**WRITTEN PROBLEM:** Copy out all of the material exactly.

[Dataset records]
-=-=-=-=-

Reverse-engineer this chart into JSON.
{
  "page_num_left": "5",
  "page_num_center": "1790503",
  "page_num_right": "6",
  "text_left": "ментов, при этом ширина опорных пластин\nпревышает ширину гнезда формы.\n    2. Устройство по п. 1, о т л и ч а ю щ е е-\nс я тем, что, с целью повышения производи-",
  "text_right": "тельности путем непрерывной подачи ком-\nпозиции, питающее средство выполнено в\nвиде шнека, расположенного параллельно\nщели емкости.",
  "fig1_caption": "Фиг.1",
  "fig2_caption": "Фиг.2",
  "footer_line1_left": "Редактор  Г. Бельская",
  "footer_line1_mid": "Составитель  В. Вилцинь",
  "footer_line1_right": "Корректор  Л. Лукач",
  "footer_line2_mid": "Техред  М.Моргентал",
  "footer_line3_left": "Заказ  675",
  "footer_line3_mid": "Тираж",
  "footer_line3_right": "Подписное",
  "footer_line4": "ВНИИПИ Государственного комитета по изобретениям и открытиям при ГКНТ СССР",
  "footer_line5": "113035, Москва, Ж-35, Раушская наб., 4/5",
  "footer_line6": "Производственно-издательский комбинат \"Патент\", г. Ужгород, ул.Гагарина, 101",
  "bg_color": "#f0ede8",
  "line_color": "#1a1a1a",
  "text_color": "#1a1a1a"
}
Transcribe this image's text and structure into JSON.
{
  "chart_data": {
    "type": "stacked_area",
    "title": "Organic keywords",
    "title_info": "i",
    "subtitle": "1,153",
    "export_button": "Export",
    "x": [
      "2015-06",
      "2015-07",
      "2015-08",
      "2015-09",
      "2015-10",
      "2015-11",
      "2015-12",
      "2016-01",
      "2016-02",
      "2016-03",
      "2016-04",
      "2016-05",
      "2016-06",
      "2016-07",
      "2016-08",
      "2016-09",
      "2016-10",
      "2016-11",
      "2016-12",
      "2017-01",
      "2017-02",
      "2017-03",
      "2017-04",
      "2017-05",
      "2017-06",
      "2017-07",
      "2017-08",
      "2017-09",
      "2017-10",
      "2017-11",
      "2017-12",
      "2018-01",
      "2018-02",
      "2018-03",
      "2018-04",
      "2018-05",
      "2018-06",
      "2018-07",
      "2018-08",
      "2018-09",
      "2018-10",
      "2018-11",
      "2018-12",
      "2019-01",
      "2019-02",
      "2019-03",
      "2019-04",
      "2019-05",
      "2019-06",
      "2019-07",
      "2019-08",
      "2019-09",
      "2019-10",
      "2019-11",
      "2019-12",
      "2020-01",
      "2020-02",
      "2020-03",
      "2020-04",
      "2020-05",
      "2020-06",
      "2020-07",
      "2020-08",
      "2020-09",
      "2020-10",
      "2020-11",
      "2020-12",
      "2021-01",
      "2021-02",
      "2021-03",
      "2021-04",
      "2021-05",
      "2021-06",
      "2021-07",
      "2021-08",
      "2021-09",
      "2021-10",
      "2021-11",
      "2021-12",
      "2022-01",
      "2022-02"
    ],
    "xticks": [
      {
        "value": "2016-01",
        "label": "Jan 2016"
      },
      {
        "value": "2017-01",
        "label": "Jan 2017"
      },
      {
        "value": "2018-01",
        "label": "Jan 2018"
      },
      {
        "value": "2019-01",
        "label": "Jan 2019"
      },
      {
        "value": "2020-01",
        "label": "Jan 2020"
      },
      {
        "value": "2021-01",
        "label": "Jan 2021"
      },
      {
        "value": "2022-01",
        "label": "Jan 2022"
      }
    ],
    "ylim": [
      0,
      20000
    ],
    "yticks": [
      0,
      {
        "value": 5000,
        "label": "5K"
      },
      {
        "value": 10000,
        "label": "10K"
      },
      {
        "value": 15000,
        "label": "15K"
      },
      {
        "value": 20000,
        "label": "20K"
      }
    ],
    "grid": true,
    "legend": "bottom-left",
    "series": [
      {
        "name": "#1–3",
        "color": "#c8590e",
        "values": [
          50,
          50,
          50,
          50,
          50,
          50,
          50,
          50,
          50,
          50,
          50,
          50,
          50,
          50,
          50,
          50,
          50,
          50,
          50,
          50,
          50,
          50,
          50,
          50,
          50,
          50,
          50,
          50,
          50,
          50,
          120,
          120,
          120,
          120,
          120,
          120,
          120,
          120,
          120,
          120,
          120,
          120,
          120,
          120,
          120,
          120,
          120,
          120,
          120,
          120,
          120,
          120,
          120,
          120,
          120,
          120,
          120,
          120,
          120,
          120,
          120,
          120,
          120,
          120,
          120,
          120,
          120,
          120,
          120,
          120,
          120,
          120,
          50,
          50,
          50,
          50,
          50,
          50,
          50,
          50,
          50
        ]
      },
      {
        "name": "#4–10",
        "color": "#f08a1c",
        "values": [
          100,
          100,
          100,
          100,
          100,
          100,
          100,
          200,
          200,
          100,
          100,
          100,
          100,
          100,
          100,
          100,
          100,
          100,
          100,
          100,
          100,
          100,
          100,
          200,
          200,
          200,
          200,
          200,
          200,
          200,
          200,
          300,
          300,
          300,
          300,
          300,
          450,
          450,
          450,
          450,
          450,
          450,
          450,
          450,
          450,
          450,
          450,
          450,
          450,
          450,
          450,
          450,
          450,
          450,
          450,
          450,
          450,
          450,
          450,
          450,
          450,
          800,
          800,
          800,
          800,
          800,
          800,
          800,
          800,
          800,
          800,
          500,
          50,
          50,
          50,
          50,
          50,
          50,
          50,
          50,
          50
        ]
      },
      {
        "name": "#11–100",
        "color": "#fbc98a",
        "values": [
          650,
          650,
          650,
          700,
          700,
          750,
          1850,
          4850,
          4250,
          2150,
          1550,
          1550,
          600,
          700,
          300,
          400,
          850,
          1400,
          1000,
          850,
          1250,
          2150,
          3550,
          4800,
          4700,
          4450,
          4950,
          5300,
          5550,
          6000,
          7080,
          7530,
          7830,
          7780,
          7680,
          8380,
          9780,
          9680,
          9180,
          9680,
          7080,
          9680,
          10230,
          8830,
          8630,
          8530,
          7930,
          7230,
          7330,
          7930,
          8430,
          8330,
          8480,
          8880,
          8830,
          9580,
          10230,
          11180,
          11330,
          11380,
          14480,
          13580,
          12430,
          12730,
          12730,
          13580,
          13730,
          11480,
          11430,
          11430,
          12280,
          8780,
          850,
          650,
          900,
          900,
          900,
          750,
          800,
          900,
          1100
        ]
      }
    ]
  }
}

-=-=-=-=-

**RESULT FOR THIS EXERCISE:**
Reverse-engineer this chart into JSON.
{
  "page_num_left": "5",
  "page_num_center": "1790503",
  "page_num_right": "6",
  "text_left": "ментов, при этом ширина опорных пластин\nпревышает ширину гнезда формы.\n    2. Устройство по п. 1, о т л и ч а ю щ е е-\nс я тем, что, с целью повышения производи-",
  "text_right": "тельности путем непрерывной подачи ком-\nпозиции, питающее средство выполнено в\nвиде шнека, расположенного параллельно\nщели емкости.",
  "fig1_caption": "Фиг.1",
  "fig2_caption": "Фиг.2",
  "footer_line1_left": "Редактор  Г. Бельская",
  "footer_line1_mid": "Составитель  В. Вилцинь",
  "footer_line1_right": "Корректор  Л. Лукач",
  "footer_line2_mid": "Техред  М.Моргентал",
  "footer_line3_left": "Заказ  675",
  "footer_line3_mid": "Тираж",
  "footer_line3_right": "Подписное",
  "footer_line4": "ВНИИПИ Государственного комитета по изобретениям и открытиям при ГКНТ СССР",
  "footer_line5": "113035, Москва, Ж-35, Раушская наб., 4/5",
  "footer_line6": "Производственно-издательский комбинат \"Патент\", г. Ужгород, ул.Гагарина, 101",
  "bg_color": "#f0ede8",
  "line_color": "#1a1a1a",
  "text_color": "#1a1a1a"
}
Transcribe this image's text and structure into JSON.
{
  "chart_data": {
    "type": "stacked_area",
    "title": "Organic keywords",
    "title_info": "i",
    "subtitle": "1,153",
    "export_button": "Export",
    "x": [
      "2015-06",
      "2015-07",
      "2015-08",
      "2015-09",
      "2015-10",
      "2015-11",
      "2015-12",
      "2016-01",
      "2016-02",
      "2016-03",
      "2016-04",
      "2016-05",
      "2016-06",
      "2016-07",
      "2016-08",
      "2016-09",
      "2016-10",
      "2016-11",
      "2016-12",
      "2017-01",
      "2017-02",
      "2017-03",
      "2017-04",
      "2017-05",
      "2017-06",
      "2017-07",
      "2017-08",
      "2017-09",
      "2017-10",
      "2017-11",
      "2017-12",
      "2018-01",
      "2018-02",
      "2018-03",
      "2018-04",
      "2018-05",
      "2018-06",
      "2018-07",
      "2018-08",
      "2018-09",
      "2018-10",
      "2018-11",
      "2018-12",
      "2019-01",
      "2019-02",
      "2019-03",
      "2019-04",
      "2019-05",
      "2019-06",
      "2019-07",
      "2019-08",
      "2019-09",
      "2019-10",
      "2019-11",
      "2019-12",
      "2020-01",
      "2020-02",
      "2020-03",
      "2020-04",
      "2020-05",
      "2020-06",
      "2020-07",
      "2020-08",
      "2020-09",
      "2020-10",
      "2020-11",
      "2020-12",
      "2021-01",
      "2021-02",
      "2021-03",
      "2021-04",
      "2021-05",
      "2021-06",
      "2021-07",
      "2021-08",
      "2021-09",
      "2021-10",
      "2021-11",
      "2021-12",
      "2022-01",
      "2022-02"
    ],
    "xticks": [
      {
        "value": "2016-01",
        "label": "Jan 2016"
      },
      {
        "value": "2017-01",
        "label": "Jan 2017"
      },
      {
        "value": "2018-01",
        "label": "Jan 2018"
      },
      {
        "value": "2019-01",
        "label": "Jan 2019"
      },
      {
        "value": "2020-01",
        "label": "Jan 2020"
      },
      {
        "value": "2021-01",
        "label": "Jan 2021"
      },
      {
        "value": "2022-01",
        "label": "Jan 2022"
      }
    ],
    "ylim": [
      0,
      20000
    ],
    "yticks": [
      0,
      {
        "value": 5000,
        "label": "5K"
      },
      {
        "value": 10000,
        "label": "10K"
      },
      {
        "value": 15000,
        "label": "15K"
      },
      {
        "value": 20000,
        "label": "20K"
      }
    ],
    "grid": true,
    "legend": "bottom-left",
    "series": [
      {
        "name": "#1–3",
        "color": "#c8590e",
        "values": [
          50,
          50,
          50,
          50,
          50,
          50,
          50,
          50,
          50,
          50,
          50,
          50,
          50,
          50,
          50,
          50,
          50,
          50,
          50,
          50,
          50,
          50,
          50,
          50,
          50,
          50,
          50,
          50,
          50,
          50,
          120,
          120,
          120,
          120,
          120,
          120,
          120,
          120,
          120,
          120,
          120,
          120,
          120,
          120,
          120,
          120,
          120,
          120,
          120,
          120,
          120,
          120,
          120,
          120,
          120,
          120,
          120,
          120,
          120,
          120,
          120,
          120,
          120,
          120,
          120,
          120,
          120,
          120,
          120,
          120,
          120,
          120,
          50,
          50,
          50,
          50,
          50,
          50,
          50,
          50,
          50
        ]
      },
      {
        "name": "#4–10",
        "color": "#f08a1c",
        "values": [
          100,
          100,
          100,
          100,
          100,
          100,
          100,
          200,
          200,
          100,
          100,
          100,
          100,
          100,
          100,
          100,
          100,
          100,
          100,
          100,
          100,
          100,
          100,
          200,
          200,
          200,
          200,
          200,
          200,
          200,
          200,
          300,
          300,
          300,
          300,
          300,
          450,
          450,
          450,
          450,
          450,
          450,
          450,
          450,
          450,
          450,
          450,
          450,
          450,
          450,
          450,
          450,
          450,
          450,
          450,
          450,
          450,
          450,
          450,
          450,
          450,
          800,
          800,
          800,
          800,
          800,
          800,
          800,
          800,
          800,
          800,
          500,
          50,
          50,
          50,
          50,
          50,
          50,
          50,
          50,
          50
        ]
      },
      {
        "name": "#11–100",
        "color": "#fbc98a",
        "values": [
          650,
          650,
          650,
          700,
          700,
          750,
          1850,
          4850,
          4250,
          2150,
          1550,
          1550,
          600,
          700,
          300,
          400,
          850,
          1400,
          1000,
          850,
          1250,
          2150,
          3550,
          4800,
          4700,
          4450,
          4950,
          5300,
          5550,
          6000,
          7080,
          7530,
          7830,
          7780,
          7680,
          8380,
          9780,
          9680,
          9180,
          9680,
          7080,
          9680,
          10230,
          8830,
          8630,
          8530,
          7930,
          7230,
          7330,
          7930,
          8430,
          8330,
          8480,
          8880,
          8830,
          9580,
          10230,
          11180,
          11330,
          11380,
          14480,
          13580,
          12430,
          12730,
          12730,
          13580,
          13730,
          11480,
          11430,
          11430,
          12280,
          8780,
          850,
          650,
          900,
          900,
          900,
          750,
          800,
          900,
          1100
        ]
      }
    ]
  }
}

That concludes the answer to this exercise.